• [Items]
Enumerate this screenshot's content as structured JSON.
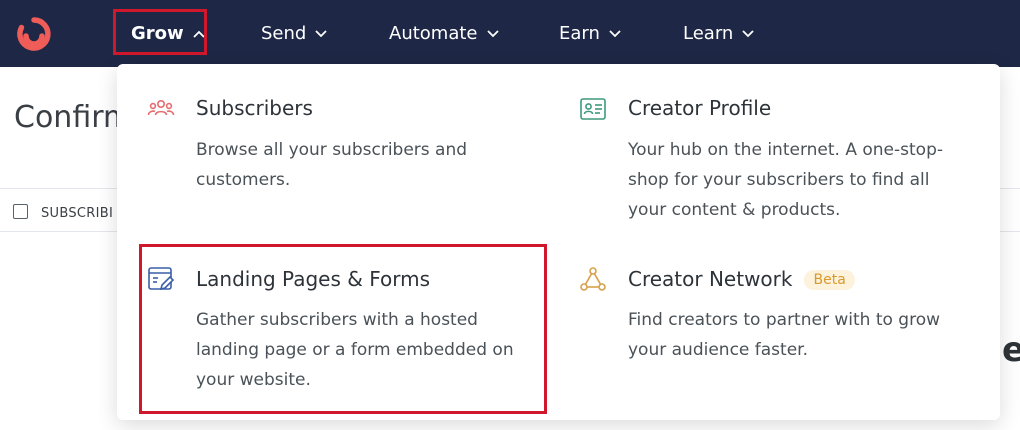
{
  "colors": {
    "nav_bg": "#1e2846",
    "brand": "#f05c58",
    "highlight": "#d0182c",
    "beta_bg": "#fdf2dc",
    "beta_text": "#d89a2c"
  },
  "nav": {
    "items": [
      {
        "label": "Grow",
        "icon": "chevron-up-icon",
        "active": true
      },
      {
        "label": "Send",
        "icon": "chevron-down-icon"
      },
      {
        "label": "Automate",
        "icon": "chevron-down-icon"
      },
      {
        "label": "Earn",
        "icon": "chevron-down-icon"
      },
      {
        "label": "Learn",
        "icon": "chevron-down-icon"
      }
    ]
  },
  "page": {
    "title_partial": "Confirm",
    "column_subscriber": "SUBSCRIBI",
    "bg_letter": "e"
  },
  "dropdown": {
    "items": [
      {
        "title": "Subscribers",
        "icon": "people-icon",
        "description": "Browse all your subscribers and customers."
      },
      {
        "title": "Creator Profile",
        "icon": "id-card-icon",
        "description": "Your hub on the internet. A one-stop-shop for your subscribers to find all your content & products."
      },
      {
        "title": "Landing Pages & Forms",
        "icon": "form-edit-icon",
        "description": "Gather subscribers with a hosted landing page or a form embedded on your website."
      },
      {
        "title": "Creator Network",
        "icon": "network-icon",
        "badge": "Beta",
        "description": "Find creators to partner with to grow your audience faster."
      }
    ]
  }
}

• [What the exercise asks] Review the material and copy each line in which the word "with" appears.

• [Full response]
        "description": "Gather subscribers with a hosted landing page or a form embedded on your website."
        "description": "Find creators to partner with to grow your audience faster."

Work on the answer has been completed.